EXERCISE TASK: Determine how many lines in the data below contain "true" and write only that number.
============
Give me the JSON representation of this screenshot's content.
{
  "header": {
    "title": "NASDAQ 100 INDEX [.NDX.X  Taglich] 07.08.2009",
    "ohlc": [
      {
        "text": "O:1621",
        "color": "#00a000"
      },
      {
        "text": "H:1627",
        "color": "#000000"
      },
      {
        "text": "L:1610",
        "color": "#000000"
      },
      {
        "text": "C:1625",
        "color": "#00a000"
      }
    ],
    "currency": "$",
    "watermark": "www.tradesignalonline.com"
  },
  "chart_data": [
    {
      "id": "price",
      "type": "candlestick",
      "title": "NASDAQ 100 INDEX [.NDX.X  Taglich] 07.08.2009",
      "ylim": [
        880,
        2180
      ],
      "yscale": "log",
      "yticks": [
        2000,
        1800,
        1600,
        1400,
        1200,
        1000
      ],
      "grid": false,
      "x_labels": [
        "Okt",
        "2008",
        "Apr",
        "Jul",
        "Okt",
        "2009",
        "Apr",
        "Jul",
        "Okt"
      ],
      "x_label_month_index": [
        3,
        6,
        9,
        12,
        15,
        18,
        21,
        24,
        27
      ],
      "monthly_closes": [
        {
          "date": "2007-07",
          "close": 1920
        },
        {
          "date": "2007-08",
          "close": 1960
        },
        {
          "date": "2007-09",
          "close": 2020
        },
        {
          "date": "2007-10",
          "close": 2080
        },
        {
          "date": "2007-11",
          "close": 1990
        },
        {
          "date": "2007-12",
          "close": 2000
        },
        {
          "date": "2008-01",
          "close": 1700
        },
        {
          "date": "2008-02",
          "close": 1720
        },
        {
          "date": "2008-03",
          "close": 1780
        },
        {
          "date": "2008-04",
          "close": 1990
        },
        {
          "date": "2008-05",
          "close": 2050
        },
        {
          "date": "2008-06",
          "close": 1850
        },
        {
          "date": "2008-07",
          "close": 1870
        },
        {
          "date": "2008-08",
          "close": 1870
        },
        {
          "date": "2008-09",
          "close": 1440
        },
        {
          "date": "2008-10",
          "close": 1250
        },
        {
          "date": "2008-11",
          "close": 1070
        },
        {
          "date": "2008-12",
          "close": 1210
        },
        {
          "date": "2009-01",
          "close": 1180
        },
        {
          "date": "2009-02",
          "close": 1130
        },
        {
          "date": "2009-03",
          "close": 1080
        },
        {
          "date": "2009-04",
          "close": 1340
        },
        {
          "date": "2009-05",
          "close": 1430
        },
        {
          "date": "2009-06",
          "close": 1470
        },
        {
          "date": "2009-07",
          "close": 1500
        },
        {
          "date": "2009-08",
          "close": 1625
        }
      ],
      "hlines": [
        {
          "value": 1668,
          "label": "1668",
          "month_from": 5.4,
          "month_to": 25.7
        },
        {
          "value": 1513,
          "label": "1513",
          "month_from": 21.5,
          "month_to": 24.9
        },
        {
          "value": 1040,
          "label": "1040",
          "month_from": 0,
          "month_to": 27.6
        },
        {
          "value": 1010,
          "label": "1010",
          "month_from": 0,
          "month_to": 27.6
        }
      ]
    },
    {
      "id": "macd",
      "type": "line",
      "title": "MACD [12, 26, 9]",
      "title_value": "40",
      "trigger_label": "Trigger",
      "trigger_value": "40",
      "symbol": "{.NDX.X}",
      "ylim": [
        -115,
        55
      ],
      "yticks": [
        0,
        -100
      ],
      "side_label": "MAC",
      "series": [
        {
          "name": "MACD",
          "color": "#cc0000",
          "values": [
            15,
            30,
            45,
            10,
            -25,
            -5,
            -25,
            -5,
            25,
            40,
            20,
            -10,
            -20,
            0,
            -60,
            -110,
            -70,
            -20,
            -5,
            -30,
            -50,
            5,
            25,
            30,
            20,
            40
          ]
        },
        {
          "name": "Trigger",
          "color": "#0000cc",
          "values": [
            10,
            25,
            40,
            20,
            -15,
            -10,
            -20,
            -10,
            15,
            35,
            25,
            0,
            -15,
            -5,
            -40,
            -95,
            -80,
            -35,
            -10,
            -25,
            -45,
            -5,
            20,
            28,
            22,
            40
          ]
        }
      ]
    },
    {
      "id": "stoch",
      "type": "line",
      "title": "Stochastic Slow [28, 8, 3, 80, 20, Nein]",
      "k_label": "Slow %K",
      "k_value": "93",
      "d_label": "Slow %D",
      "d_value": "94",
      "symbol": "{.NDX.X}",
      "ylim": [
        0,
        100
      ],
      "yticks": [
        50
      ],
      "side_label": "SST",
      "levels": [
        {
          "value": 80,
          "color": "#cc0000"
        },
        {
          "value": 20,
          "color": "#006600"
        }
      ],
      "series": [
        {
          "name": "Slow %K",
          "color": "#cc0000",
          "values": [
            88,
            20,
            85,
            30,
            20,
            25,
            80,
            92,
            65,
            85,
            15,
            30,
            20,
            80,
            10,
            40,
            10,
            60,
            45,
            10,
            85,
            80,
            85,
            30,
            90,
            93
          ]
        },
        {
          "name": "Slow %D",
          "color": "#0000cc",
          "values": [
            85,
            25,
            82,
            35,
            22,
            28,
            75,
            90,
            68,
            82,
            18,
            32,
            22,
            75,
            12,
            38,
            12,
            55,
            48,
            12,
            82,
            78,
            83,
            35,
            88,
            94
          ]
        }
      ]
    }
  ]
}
============
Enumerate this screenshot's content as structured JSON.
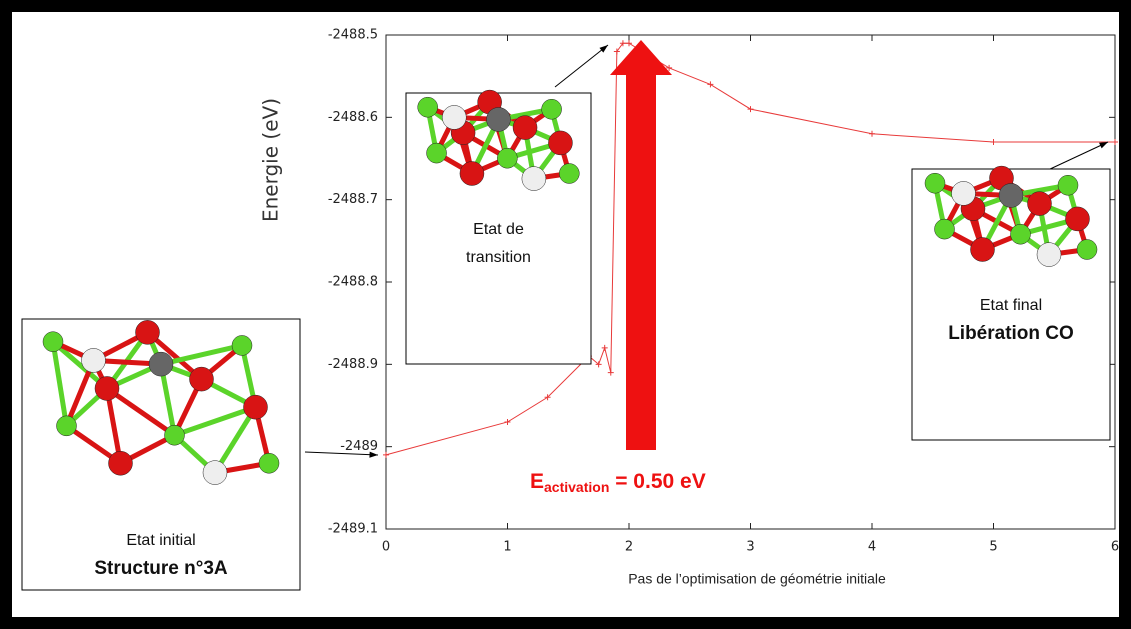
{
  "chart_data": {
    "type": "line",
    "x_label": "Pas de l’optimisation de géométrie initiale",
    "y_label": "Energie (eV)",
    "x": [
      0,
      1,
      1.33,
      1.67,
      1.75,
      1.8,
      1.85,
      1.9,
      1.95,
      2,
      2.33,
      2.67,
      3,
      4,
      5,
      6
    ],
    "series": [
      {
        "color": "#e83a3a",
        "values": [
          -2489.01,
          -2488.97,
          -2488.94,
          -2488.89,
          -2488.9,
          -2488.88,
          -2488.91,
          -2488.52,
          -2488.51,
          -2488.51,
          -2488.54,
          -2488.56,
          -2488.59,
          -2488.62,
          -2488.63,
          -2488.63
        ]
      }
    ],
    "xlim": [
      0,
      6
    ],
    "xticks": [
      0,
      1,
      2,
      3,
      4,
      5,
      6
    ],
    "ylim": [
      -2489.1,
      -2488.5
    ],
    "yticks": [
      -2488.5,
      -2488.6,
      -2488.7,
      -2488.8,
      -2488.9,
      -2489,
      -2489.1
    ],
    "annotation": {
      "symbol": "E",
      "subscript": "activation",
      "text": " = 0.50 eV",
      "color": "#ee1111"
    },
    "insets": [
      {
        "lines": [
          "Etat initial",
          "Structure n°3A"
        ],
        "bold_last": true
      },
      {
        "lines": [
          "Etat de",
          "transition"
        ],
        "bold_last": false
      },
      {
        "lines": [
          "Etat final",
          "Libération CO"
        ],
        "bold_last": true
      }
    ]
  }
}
============
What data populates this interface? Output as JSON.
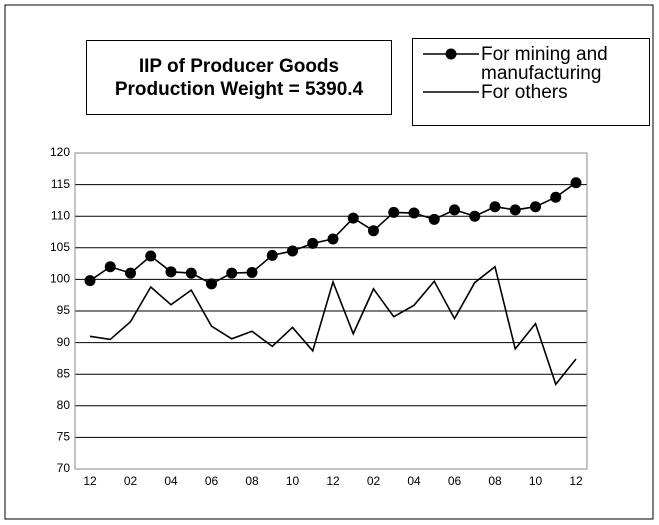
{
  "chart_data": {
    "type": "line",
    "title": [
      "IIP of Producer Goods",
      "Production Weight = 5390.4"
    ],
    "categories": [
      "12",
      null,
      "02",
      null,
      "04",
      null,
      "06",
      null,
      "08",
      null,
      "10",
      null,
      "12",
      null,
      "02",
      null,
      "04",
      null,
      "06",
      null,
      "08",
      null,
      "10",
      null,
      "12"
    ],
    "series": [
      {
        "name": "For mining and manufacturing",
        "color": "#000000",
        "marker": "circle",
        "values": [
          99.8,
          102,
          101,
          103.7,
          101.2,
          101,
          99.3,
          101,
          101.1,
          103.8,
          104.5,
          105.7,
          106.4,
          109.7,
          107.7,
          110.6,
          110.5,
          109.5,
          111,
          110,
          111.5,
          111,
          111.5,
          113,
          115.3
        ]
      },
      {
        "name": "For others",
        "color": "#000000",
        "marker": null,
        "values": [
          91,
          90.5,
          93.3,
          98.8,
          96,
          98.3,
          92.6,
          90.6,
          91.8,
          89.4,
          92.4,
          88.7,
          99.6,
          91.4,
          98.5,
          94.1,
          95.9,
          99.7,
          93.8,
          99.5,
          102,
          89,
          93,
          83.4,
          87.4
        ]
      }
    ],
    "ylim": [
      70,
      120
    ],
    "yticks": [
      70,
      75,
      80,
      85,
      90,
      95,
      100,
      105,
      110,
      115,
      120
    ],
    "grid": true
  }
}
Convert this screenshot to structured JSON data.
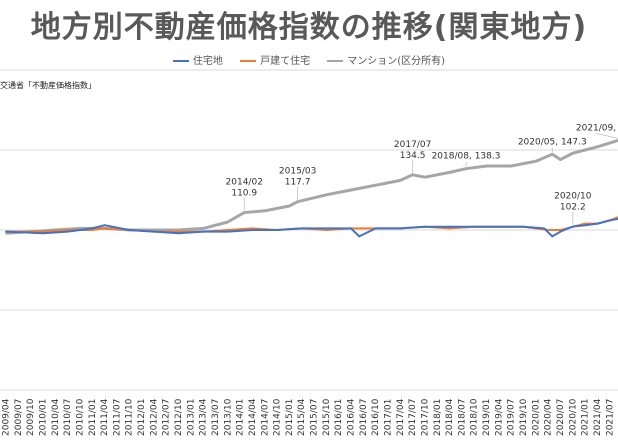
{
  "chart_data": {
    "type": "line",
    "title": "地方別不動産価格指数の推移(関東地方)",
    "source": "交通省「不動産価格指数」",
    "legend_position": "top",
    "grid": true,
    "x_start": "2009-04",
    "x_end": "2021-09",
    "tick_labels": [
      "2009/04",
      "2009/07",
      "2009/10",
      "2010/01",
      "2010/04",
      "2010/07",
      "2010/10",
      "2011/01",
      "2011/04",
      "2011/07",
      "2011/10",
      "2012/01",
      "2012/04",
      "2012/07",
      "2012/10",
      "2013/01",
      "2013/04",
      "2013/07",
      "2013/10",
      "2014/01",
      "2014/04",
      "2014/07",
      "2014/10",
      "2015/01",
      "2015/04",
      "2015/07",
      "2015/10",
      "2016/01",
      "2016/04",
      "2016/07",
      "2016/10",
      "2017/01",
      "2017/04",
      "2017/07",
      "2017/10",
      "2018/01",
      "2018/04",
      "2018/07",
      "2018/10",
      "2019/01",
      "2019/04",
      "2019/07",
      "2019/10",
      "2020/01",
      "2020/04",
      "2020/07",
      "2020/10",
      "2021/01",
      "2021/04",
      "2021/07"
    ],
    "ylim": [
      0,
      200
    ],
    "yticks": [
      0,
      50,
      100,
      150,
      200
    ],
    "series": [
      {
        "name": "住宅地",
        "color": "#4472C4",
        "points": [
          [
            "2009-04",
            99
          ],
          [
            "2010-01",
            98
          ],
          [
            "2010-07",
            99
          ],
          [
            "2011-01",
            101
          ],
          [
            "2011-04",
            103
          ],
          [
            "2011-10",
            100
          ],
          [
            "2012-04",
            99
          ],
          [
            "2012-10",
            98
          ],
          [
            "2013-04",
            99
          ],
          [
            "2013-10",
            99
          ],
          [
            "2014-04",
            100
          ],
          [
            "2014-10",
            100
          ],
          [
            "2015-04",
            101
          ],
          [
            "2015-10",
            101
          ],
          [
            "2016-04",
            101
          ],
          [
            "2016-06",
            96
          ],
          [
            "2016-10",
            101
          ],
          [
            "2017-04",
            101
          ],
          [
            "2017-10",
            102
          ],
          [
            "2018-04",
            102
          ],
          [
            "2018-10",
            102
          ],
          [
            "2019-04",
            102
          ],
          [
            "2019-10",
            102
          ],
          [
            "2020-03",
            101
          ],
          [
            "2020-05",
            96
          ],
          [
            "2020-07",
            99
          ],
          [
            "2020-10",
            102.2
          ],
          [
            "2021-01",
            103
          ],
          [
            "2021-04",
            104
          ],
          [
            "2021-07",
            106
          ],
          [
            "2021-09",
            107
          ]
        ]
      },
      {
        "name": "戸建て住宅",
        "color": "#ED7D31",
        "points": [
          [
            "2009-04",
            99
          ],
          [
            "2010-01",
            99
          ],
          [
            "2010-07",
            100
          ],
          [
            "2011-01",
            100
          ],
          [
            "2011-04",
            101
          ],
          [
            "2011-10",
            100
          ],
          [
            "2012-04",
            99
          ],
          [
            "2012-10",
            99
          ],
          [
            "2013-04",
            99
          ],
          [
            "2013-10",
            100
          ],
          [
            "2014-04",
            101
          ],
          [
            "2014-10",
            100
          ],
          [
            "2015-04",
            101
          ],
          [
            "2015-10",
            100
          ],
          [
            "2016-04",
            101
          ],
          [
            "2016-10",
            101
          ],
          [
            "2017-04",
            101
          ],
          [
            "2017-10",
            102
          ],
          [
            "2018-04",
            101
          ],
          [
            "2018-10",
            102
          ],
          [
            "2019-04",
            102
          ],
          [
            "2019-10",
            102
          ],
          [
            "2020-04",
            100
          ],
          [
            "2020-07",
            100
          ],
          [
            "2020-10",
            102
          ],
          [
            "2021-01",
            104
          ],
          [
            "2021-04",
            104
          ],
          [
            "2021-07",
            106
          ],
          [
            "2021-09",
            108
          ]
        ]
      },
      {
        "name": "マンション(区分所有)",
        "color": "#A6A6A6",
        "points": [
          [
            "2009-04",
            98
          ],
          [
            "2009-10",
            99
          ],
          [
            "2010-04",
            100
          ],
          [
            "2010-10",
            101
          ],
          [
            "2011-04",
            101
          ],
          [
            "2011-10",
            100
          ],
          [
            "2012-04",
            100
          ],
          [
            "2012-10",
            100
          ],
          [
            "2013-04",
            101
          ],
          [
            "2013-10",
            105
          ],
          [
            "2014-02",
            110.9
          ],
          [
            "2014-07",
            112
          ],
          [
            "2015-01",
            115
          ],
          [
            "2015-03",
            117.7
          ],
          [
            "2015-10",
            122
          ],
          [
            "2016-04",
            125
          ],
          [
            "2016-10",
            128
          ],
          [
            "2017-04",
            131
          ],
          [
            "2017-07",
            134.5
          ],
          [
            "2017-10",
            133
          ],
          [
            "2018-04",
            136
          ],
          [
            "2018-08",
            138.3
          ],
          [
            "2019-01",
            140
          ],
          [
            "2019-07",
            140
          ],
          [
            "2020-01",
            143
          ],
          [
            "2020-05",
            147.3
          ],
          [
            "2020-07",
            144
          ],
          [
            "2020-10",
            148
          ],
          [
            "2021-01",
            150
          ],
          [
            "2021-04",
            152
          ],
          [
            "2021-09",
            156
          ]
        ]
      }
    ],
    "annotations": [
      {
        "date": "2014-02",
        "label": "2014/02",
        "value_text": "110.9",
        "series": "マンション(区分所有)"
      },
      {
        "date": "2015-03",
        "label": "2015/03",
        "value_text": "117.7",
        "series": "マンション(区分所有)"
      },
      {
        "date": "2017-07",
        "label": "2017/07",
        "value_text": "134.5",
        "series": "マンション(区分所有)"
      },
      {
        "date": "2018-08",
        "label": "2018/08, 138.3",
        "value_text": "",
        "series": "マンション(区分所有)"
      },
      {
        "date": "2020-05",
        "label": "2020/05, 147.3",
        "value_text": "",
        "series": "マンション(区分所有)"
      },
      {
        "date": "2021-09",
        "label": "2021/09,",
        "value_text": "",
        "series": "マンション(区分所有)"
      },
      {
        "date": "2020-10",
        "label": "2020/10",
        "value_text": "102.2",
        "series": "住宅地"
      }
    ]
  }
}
============
TASK RESULT: 4